◆ Data entries:
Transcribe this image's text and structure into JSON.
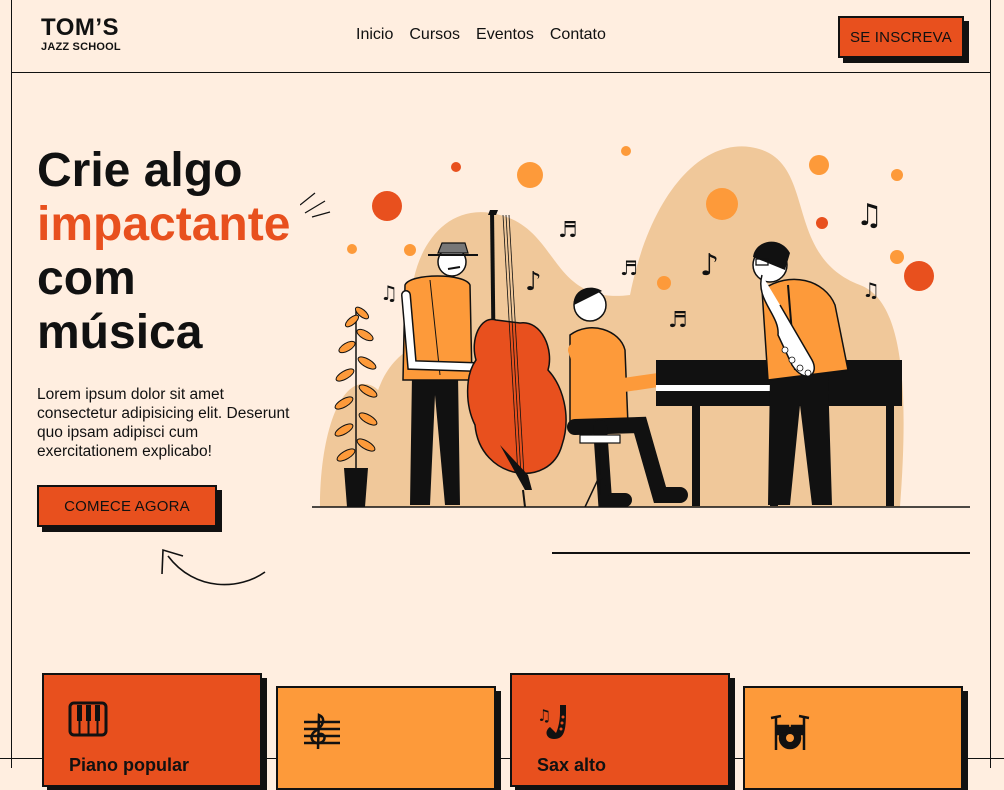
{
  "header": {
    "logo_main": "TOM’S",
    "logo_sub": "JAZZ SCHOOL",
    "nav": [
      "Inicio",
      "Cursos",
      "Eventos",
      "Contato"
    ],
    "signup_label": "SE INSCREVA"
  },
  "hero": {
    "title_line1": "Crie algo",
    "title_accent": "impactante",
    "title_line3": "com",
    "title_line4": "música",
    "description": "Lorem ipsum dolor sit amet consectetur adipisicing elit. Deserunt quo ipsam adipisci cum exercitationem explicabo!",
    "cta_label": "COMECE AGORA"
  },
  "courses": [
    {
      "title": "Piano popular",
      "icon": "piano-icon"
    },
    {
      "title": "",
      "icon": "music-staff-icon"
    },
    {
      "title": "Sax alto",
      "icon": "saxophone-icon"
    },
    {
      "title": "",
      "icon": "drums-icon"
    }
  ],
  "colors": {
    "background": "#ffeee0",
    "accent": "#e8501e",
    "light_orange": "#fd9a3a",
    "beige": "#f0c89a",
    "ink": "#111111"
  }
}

◆ Challenge:
Make an exact copy of the whole listing, but don't bring over any pictures.

◆ Solution to this problem:
Transcribe this image's text and structure into JSON.
{
  "header": {
    "logo_main": "TOM’S",
    "logo_sub": "JAZZ SCHOOL",
    "nav": [
      "Inicio",
      "Cursos",
      "Eventos",
      "Contato"
    ],
    "signup_label": "SE INSCREVA"
  },
  "hero": {
    "title_line1": "Crie algo",
    "title_accent": "impactante",
    "title_line3": "com",
    "title_line4": "música",
    "description": "Lorem ipsum dolor sit amet consectetur adipisicing elit. Deserunt quo ipsam adipisci cum exercitationem explicabo!",
    "cta_label": "COMECE AGORA"
  },
  "courses": [
    {
      "title": "Piano popular",
      "icon": "piano-icon"
    },
    {
      "title": "",
      "icon": "music-staff-icon"
    },
    {
      "title": "Sax alto",
      "icon": "saxophone-icon"
    },
    {
      "title": "",
      "icon": "drums-icon"
    }
  ],
  "colors": {
    "background": "#ffeee0",
    "accent": "#e8501e",
    "light_orange": "#fd9a3a",
    "beige": "#f0c89a",
    "ink": "#111111"
  }
}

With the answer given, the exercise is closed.